At the end of this month, I’ll find out if I’m a finalist for the Fulbright US Student Program, which is a grant program that awards funding over one year for students to pursue graduate studies, independent research, or teach English abroad. I submitted my application in October, and if I make it to the next round I hear whether I receive the grant anytime between March….and June. Because I applied for the University of Helsinki graduate study award, a supplemental part of my Fulbright application involved applying to the university. I submitted my university application on Wednesday, and I’ll find out about that in April.
During the long process that has been writing, revising, more revising, and revising again, it’s been easy to feel overwhelmed or insecure about my qualifications for both programs– acceptance rates of which hover around about 20% each. No pressure. How do you set yourself apart from surely hundreds of other applicants? Working in the undergraduate Office of Admissions at my university has made one thing clear– yes, you’re great, but most of the other applicants are great too. What makes your application the one they want to accept?

*DATA RECORDS:*

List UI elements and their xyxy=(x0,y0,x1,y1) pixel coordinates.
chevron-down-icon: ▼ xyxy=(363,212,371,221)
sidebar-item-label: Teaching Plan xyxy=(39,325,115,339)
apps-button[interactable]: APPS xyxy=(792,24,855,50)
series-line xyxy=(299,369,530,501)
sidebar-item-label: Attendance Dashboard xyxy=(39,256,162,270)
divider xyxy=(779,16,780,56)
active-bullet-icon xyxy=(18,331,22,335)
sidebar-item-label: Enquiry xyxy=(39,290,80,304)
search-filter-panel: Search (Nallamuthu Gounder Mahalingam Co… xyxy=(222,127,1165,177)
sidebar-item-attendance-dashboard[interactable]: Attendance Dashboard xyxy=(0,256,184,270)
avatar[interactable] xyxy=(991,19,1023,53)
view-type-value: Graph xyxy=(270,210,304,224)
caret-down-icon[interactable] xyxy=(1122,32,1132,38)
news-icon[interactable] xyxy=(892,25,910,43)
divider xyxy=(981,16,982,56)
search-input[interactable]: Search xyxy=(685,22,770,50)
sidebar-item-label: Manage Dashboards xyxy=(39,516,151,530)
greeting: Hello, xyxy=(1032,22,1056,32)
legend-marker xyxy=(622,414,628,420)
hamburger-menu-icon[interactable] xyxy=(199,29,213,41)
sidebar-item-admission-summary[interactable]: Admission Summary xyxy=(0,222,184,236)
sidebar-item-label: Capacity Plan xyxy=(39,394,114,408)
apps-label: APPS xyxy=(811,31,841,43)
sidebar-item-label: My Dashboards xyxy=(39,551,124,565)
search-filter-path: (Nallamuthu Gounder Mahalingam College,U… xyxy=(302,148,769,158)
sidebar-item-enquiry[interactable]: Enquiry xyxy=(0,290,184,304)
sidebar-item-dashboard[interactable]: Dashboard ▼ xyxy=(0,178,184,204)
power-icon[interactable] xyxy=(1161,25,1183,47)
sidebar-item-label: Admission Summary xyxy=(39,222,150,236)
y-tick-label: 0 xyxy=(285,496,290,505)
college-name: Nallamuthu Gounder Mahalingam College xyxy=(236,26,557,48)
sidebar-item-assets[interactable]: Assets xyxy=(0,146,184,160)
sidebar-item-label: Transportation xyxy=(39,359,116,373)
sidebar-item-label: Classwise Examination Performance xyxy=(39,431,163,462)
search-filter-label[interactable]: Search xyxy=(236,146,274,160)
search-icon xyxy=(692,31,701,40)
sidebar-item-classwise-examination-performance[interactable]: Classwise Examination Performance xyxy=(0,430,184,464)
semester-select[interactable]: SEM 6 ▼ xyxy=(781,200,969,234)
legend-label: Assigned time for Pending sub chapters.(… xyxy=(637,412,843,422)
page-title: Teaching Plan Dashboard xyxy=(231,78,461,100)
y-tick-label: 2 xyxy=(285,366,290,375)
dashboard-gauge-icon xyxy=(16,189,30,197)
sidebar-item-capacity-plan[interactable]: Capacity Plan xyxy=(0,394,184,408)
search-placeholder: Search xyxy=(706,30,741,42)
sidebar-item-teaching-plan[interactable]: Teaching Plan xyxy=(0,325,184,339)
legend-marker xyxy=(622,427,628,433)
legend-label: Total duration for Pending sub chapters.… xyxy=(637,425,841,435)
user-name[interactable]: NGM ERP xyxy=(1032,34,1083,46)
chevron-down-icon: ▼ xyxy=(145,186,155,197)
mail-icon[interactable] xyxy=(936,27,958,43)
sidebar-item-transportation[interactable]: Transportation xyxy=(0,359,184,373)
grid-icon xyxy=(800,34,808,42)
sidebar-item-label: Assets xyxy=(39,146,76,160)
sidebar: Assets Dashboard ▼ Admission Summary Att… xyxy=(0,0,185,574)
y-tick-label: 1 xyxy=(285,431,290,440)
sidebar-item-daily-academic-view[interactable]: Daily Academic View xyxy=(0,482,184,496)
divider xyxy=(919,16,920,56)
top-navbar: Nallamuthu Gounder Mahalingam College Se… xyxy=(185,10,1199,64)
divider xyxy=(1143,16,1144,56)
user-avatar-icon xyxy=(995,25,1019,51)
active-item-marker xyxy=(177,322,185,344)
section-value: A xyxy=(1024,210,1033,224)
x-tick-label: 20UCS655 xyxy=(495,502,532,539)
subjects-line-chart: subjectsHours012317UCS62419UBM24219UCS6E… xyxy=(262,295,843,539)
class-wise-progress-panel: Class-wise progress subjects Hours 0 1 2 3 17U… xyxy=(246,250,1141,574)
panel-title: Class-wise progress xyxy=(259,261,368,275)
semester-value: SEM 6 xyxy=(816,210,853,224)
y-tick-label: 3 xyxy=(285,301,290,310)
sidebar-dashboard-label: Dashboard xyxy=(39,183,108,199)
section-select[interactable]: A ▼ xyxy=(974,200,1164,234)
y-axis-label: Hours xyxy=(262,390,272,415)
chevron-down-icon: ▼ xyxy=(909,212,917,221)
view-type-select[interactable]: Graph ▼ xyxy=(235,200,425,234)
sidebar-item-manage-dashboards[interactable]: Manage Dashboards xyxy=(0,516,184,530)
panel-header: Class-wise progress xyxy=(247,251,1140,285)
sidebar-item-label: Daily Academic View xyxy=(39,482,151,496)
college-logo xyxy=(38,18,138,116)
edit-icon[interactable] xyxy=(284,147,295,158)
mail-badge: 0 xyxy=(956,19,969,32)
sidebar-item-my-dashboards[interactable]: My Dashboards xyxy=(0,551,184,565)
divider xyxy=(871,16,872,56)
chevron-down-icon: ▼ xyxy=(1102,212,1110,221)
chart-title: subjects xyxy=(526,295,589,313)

*PROBLEM SET:*
• a. Reproduce, word for word, the part of the post about the Fulbright application that begins with the words containing "At the end of" and ends with "that in April.".
• b. Translate this sentence from the post about the Fulbright application into Spanish: "I submitted my university application on Wednesday, and I’ll find out about that in April."

*TASK RESULTS:*
• a.
At the end of this month, I’ll find out if I’m a finalist for the Fulbright US Student Program, which is a grant program that awards funding over one year for students to pursue graduate studies, independent research, or teach English abroad. I submitted my application in October, and if I make it to the next round I hear whether I receive the grant anytime between March….and June. Because I applied for the University of Helsinki graduate study award, a supplemental part of my Fulbright application involved applying to the university. I submitted my university application on Wednesday, and I’ll find out about that in April.

• b. Envié mi solicitud a la universidad el miércoles y me enteraré de eso en abril.